* begin SUPPLIED RECORDS *

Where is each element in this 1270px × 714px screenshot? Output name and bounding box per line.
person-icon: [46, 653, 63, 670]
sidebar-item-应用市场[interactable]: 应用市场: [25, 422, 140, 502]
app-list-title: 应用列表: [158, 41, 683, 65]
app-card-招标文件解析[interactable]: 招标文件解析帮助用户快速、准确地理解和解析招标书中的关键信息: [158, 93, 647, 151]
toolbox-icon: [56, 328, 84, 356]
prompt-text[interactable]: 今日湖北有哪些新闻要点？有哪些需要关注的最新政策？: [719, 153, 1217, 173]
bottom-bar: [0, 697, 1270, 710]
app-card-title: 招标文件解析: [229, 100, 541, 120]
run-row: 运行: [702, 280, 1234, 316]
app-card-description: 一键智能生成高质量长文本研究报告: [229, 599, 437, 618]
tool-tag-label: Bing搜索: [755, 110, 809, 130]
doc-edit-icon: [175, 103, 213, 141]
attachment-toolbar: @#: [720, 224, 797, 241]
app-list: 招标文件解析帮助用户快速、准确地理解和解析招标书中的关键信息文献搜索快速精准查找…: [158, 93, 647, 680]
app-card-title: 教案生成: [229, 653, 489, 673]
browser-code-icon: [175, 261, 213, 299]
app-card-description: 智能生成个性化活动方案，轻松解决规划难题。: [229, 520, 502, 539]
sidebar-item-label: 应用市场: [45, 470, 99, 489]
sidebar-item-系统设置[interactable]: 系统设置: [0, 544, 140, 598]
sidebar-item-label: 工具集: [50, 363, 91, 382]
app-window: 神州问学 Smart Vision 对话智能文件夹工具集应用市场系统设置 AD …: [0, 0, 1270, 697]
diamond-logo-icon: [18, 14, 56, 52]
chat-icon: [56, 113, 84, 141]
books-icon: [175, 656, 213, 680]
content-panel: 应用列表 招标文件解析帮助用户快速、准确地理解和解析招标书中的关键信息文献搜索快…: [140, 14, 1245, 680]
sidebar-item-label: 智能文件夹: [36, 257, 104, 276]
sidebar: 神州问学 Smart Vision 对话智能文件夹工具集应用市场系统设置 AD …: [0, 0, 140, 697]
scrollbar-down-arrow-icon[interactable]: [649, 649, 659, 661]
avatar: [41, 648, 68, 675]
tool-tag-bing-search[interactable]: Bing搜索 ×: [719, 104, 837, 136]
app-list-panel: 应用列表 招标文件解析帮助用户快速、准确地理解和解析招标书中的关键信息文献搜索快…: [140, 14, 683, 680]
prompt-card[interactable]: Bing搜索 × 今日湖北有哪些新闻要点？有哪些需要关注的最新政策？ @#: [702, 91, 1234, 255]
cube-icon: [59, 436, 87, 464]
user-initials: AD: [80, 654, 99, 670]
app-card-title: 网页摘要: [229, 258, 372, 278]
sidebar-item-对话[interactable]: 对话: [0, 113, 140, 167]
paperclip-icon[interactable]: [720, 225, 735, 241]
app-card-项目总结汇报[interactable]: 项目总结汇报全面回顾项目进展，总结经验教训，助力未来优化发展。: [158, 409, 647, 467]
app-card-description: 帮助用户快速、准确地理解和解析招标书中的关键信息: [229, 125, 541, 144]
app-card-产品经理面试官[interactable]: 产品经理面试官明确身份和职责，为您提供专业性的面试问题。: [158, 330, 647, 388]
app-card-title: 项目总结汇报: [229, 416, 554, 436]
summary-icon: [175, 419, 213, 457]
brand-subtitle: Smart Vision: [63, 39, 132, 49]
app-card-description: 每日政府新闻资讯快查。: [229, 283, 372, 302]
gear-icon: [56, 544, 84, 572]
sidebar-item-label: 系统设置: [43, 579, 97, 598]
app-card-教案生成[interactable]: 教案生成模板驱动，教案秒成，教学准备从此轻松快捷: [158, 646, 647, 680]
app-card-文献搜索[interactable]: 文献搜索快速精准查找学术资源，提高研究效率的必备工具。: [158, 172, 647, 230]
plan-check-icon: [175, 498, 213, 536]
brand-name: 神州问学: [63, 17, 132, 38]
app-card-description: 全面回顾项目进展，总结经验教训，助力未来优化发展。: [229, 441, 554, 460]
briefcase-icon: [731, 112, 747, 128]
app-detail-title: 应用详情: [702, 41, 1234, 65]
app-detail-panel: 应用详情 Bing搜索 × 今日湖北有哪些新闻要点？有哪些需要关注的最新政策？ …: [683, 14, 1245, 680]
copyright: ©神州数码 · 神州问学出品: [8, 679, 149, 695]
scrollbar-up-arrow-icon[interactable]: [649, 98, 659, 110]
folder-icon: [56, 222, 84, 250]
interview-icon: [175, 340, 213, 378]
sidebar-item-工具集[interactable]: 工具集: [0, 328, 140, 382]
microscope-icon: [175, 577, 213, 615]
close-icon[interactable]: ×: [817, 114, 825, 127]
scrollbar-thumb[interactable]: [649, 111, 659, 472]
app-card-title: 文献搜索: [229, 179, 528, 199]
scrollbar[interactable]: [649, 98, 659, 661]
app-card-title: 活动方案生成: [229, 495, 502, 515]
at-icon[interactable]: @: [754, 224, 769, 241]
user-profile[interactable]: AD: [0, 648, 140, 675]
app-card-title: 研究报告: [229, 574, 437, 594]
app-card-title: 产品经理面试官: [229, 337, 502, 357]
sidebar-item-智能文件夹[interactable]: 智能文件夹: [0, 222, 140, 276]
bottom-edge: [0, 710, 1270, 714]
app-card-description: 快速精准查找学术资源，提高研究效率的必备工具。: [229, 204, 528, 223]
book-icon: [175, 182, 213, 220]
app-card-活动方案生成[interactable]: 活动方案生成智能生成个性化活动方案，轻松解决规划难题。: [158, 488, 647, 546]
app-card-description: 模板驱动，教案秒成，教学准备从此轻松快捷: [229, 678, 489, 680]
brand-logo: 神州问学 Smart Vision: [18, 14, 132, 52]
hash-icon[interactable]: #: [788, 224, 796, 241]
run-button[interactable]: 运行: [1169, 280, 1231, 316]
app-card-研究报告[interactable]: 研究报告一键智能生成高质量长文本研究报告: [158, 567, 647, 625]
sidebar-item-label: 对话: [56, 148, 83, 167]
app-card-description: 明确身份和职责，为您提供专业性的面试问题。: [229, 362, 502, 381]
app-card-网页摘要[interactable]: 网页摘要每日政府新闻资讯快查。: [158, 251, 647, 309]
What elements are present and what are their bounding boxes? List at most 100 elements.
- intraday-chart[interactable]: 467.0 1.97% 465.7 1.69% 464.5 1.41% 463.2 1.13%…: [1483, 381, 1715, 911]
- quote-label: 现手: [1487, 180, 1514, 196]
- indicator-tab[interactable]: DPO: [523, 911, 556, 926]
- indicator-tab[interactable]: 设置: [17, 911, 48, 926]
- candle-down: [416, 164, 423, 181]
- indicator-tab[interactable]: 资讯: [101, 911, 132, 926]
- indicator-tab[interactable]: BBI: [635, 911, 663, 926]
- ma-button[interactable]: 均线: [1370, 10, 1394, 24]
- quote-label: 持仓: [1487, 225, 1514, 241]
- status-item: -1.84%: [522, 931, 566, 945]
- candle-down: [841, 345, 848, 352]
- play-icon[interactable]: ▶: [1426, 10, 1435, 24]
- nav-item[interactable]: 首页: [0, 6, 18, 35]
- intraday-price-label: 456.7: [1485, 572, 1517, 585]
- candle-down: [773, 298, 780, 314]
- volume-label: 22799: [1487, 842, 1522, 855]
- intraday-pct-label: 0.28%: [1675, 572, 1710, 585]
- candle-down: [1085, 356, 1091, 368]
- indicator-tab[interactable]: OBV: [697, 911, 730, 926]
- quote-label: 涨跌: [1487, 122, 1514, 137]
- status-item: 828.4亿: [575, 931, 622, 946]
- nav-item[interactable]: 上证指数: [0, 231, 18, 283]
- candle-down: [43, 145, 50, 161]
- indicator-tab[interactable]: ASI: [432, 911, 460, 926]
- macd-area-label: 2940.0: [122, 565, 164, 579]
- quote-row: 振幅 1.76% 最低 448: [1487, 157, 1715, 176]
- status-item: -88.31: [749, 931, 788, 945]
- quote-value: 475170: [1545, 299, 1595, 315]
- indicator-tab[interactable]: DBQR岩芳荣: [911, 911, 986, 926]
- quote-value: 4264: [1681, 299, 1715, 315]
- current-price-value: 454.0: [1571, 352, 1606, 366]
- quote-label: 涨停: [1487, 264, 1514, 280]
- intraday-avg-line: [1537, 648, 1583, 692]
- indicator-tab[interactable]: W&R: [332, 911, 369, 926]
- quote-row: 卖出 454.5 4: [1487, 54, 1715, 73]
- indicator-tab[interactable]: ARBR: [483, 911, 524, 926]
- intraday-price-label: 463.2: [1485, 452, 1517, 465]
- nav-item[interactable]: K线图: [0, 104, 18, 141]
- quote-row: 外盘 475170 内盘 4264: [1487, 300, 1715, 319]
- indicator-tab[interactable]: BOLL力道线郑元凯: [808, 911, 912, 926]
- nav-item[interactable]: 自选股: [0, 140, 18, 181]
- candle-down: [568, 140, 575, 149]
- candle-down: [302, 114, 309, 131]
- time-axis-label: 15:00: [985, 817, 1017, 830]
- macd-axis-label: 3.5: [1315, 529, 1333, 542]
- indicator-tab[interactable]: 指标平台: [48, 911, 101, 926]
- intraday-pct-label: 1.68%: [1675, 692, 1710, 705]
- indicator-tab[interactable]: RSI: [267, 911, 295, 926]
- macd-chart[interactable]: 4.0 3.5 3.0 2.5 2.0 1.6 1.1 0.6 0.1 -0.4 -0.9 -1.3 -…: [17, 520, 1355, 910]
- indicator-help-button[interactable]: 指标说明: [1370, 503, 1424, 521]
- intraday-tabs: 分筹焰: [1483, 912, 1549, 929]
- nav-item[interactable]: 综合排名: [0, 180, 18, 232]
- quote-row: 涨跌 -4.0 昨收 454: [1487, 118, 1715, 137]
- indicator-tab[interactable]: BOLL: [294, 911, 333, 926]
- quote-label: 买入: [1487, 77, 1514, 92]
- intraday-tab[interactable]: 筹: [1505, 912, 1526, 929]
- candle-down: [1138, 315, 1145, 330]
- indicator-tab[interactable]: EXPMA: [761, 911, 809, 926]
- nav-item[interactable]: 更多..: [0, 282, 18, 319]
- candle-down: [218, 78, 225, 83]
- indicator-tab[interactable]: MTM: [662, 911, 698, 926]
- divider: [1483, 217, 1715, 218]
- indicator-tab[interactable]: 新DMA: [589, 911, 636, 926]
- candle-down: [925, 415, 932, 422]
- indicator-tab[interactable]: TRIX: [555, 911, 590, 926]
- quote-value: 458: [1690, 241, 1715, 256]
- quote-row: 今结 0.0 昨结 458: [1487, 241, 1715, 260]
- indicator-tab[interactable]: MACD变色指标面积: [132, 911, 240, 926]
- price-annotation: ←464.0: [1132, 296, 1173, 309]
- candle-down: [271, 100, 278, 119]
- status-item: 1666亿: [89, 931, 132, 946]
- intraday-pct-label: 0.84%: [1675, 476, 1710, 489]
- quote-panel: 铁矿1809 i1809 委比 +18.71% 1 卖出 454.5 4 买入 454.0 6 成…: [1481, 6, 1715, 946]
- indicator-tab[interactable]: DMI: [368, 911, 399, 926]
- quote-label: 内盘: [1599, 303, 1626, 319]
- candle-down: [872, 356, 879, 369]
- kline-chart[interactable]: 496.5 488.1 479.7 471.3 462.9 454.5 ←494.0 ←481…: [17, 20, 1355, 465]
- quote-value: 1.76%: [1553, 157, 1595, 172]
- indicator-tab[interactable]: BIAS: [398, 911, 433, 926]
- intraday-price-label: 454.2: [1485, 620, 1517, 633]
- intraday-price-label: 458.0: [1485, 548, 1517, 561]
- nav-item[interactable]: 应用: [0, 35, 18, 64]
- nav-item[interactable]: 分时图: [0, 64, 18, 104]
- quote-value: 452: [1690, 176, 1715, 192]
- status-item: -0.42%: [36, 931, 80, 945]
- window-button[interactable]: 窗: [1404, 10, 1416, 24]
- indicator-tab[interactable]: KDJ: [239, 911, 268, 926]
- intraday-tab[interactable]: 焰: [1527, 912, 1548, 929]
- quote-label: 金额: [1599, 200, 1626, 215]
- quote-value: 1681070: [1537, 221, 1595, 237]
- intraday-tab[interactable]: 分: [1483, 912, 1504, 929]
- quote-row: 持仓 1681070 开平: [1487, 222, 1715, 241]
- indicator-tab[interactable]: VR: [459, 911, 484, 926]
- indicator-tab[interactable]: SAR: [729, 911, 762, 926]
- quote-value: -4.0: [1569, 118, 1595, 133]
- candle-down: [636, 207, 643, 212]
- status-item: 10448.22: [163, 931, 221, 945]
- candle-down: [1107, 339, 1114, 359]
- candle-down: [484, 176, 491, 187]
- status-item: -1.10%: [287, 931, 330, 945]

* end SUPPLIED RECORDS *

YOUR OBJECTIVE —
Please reproduce the data above unchanged, starting at its first line and stopping after the line that contains "run-row: 运行: [702, 280, 1234, 316]", with both of those lines included.

FINISHED EXERCISE —
Where is each element in this 1270px × 714px screenshot? Output name and bounding box per line.
person-icon: [46, 653, 63, 670]
sidebar-item-应用市场[interactable]: 应用市场: [25, 422, 140, 502]
app-list-title: 应用列表: [158, 41, 683, 65]
app-card-招标文件解析[interactable]: 招标文件解析帮助用户快速、准确地理解和解析招标书中的关键信息: [158, 93, 647, 151]
toolbox-icon: [56, 328, 84, 356]
prompt-text[interactable]: 今日湖北有哪些新闻要点？有哪些需要关注的最新政策？: [719, 153, 1217, 173]
bottom-bar: [0, 697, 1270, 710]
app-card-title: 招标文件解析: [229, 100, 541, 120]
run-row: 运行: [702, 280, 1234, 316]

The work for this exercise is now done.